-- Start of Given information --

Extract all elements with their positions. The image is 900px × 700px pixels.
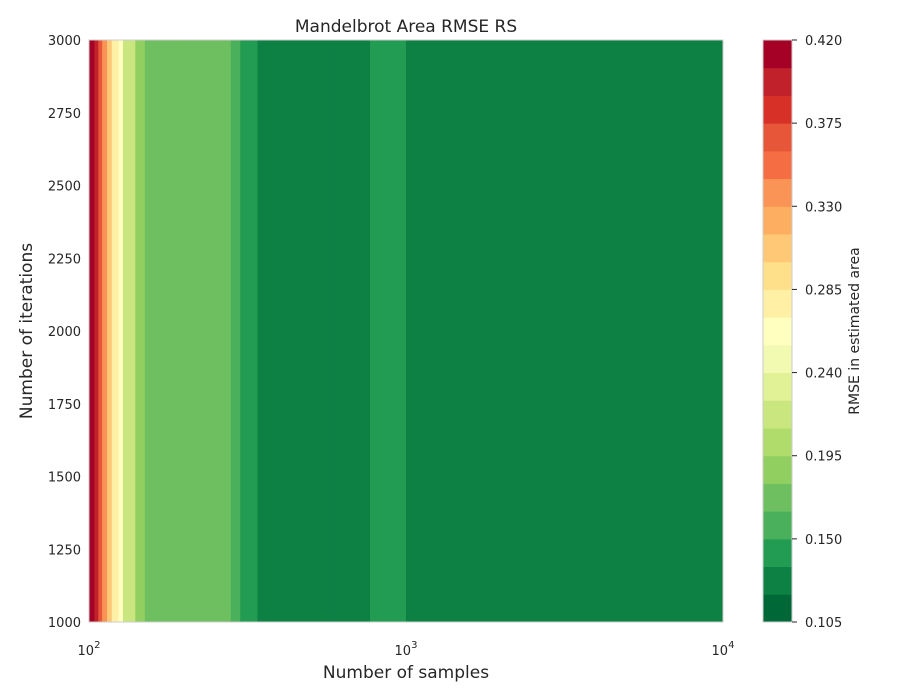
contour-band [118, 40, 124, 622]
colorbar-segment [763, 566, 792, 595]
colorbar-segment [763, 150, 792, 180]
contour-band [98, 40, 103, 622]
colorbar-segment [763, 594, 792, 623]
colorbar [763, 40, 792, 623]
colorbar-segment [763, 234, 792, 263]
colorbar-frame [762, 39, 793, 623]
contour-band [370, 40, 407, 622]
y-tick-label: 3000 [48, 34, 81, 49]
colorbar-tick-label: 0.285 [805, 283, 842, 298]
colorbar-segment [763, 206, 792, 235]
colorbar-tick-label: 0.375 [805, 117, 842, 132]
contour-band [406, 40, 723, 622]
contour-band [197, 40, 232, 622]
colorbar-segment [763, 40, 792, 69]
colorbar-ticks: 0.105 0.150 0.195 0.240 0.285 0.330 0.375 0.420 [792, 34, 842, 631]
x-tick-label: 103 [395, 640, 418, 659]
contour-band [102, 40, 108, 622]
colorbar-tick-label: 0.420 [805, 34, 842, 49]
y-tick-label: 2250 [48, 252, 81, 267]
contour-band [169, 40, 178, 622]
colorbar-segment [763, 289, 792, 318]
contour-band [177, 40, 199, 622]
colorbar-segment [763, 511, 792, 540]
colorbar-segment [763, 261, 792, 290]
contour-band [257, 40, 337, 622]
x-axis-ticks: 102 103 104 [78, 640, 735, 659]
colorbar-label: RMSE in estimated area [847, 247, 863, 414]
colorbar-tick-label: 0.105 [805, 616, 842, 631]
plot-frame [88, 39, 724, 623]
y-axis-ticks: 1000 1250 1500 1750 2000 2250 2500 2750 3000 [48, 34, 81, 631]
contour-band [144, 40, 171, 622]
contour-band [230, 40, 241, 622]
y-axis-label: Number of iterations [17, 243, 37, 419]
colorbar-segment [763, 344, 792, 374]
x-axis-label: Number of samples [323, 663, 489, 683]
colorbar-tick-label: 0.330 [805, 200, 842, 215]
y-tick-label: 2750 [48, 107, 81, 122]
y-tick-label: 1000 [48, 616, 81, 631]
plot-area [89, 40, 723, 622]
colorbar-segment [763, 67, 792, 96]
y-tick-label: 1750 [48, 398, 81, 413]
colorbar-segment [763, 483, 792, 512]
x-tick-label: 102 [78, 640, 101, 659]
colorbar-segment [763, 317, 792, 346]
colorbar-segment [763, 428, 792, 457]
colorbar-segment [763, 178, 792, 207]
colorbar-tick-label: 0.150 [805, 533, 842, 548]
x-tick-label: 104 [712, 640, 735, 659]
colorbar-segment [763, 400, 792, 429]
y-tick-label: 1250 [48, 543, 81, 558]
contour-band [335, 40, 371, 622]
contour-band [94, 40, 99, 622]
colorbar-segment [763, 372, 792, 401]
chart-title: Mandelbrot Area RMSE RS [295, 17, 517, 37]
y-tick-label: 1500 [48, 471, 81, 486]
colorbar-tick-label: 0.195 [805, 450, 842, 465]
contour-band [135, 40, 146, 622]
colorbar-segment [763, 123, 792, 152]
colorbar-tick-label: 0.240 [805, 367, 842, 382]
y-tick-label: 2500 [48, 180, 81, 195]
y-tick-label: 2000 [48, 325, 81, 340]
contour-band [122, 40, 136, 622]
contour-band [107, 40, 113, 622]
colorbar-segment [763, 95, 792, 124]
contour-band [240, 40, 259, 622]
contour-band [111, 40, 120, 622]
colorbar-segment [763, 455, 792, 484]
contour-band [89, 40, 95, 622]
colorbar-segment [763, 538, 792, 568]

-- End of Given information --

Please return each line of the listing above as a JSON list of strings, one string per line, with blank lines omitted and the picture left out.

Response to the task:
[
  "Extract all elements with their positions. The image is 900px × 700px pixels.",
  "contour-band [118, 40, 124, 622]",
  "colorbar-segment [763, 566, 792, 595]",
  "colorbar-segment [763, 150, 792, 180]",
  "contour-band [98, 40, 103, 622]",
  "colorbar-segment [763, 594, 792, 623]",
  "colorbar [763, 40, 792, 623]",
  "colorbar-segment [763, 234, 792, 263]",
  "colorbar-frame [762, 39, 793, 623]",
  "contour-band [370, 40, 407, 622]",
  "y-tick-label: 3000 [48, 34, 81, 49]",
  "colorbar-tick-label: 0.285 [805, 283, 842, 298]",
  "colorbar-segment [763, 206, 792, 235]",
  "colorbar-tick-label: 0.375 [805, 117, 842, 132]",
  "contour-band [406, 40, 723, 622]",
  "contour-band [197, 40, 232, 622]",
  "colorbar-segment [763, 40, 792, 69]",
  "colorbar-ticks: 0.105 0.150 0.195 0.240 0.285 0.330 0.375 0.420 [792, 34, 842, 631]",
  "x-tick-label: 103 [395, 640, 418, 659]",
  "contour-band [102, 40, 108, 622]",
  "colorbar-tick-label: 0.420 [805, 34, 842, 49]",
  "y-tick-label: 2250 [48, 252, 81, 267]",
  "contour-band [169, 40, 178, 622]",
  "colorbar-segment [763, 289, 792, 318]",
  "contour-band [177, 40, 199, 622]",
  "colorbar-segment [763, 511, 792, 540]",
  "colorbar-segment [763, 261, 792, 290]",
  "contour-band [257, 40, 337, 622]",
  "x-axis-ticks: 102 103 104 [78, 640, 735, 659]",
  "colorbar-label: RMSE in estimated area [847, 247, 863, 414]",
  "colorbar-tick-label: 0.105 [805, 616, 842, 631]",
  "plot-frame [88, 39, 724, 623]",
  "y-axis-ticks: 1000 1250 1500 1750 2000 2250 2500 2750 3000 [48, 34, 81, 631]",
  "contour-band [144, 40, 171, 622]",
  "contour-band [230, 40, 241, 622]",
  "y-axis-label: Number of iterations [17, 243, 37, 419]",
  "colorbar-segment [763, 344, 792, 374]",
  "x-axis-label: Number of samples [323, 663, 489, 683]",
  "colorbar-tick-label: 0.330 [805, 200, 842, 215]",
  "y-tick-label: 2750 [48, 107, 81, 122]",
  "y-tick-label: 1000 [48, 616, 81, 631]",
  "plot-area [89, 40, 723, 622]",
  "colorbar-segment [763, 67, 792, 96]",
  "y-tick-label: 1750 [48, 398, 81, 413]",
  "colorbar-segment [763, 483, 792, 512]",
  "x-tick-label: 102 [78, 640, 101, 659]",
  "colorbar-segment [763, 317, 792, 346]",
  "colorbar-segment [763, 428, 792, 457]",
  "colorbar-segment [763, 178, 792, 207]",
  "colorbar-tick-label: 0.150 [805, 533, 842, 548]",
  "x-tick-label: 104 [712, 640, 735, 659]",
  "colorbar-segment [763, 400, 792, 429]",
  "y-tick-label: 1250 [48, 543, 81, 558]",
  "contour-band [335, 40, 371, 622]",
  "contour-band [94, 40, 99, 622]",
  "colorbar-segment [763, 372, 792, 401]",
  "chart-title: Mandelbrot Area RMSE RS [295, 17, 517, 37]",
  "y-tick-label: 1500 [48, 471, 81, 486]",
  "colorbar-tick-label: 0.195 [805, 450, 842, 465]",
  "contour-band [135, 40, 146, 622]",
  "colorbar-segment [763, 123, 792, 152]",
  "colorbar-tick-label: 0.240 [805, 367, 842, 382]",
  "y-tick-label: 2500 [48, 180, 81, 195]",
  "y-tick-label: 2000 [48, 325, 81, 340]",
  "contour-band [122, 40, 136, 622]",
  "contour-band [107, 40, 113, 622]",
  "colorbar-segment [763, 95, 792, 124]",
  "contour-band [240, 40, 259, 622]",
  "contour-band [111, 40, 120, 622]",
  "colorbar-segment [763, 455, 792, 484]",
  "contour-band [89, 40, 95, 622]",
  "colorbar-segment [763, 538, 792, 568]"
]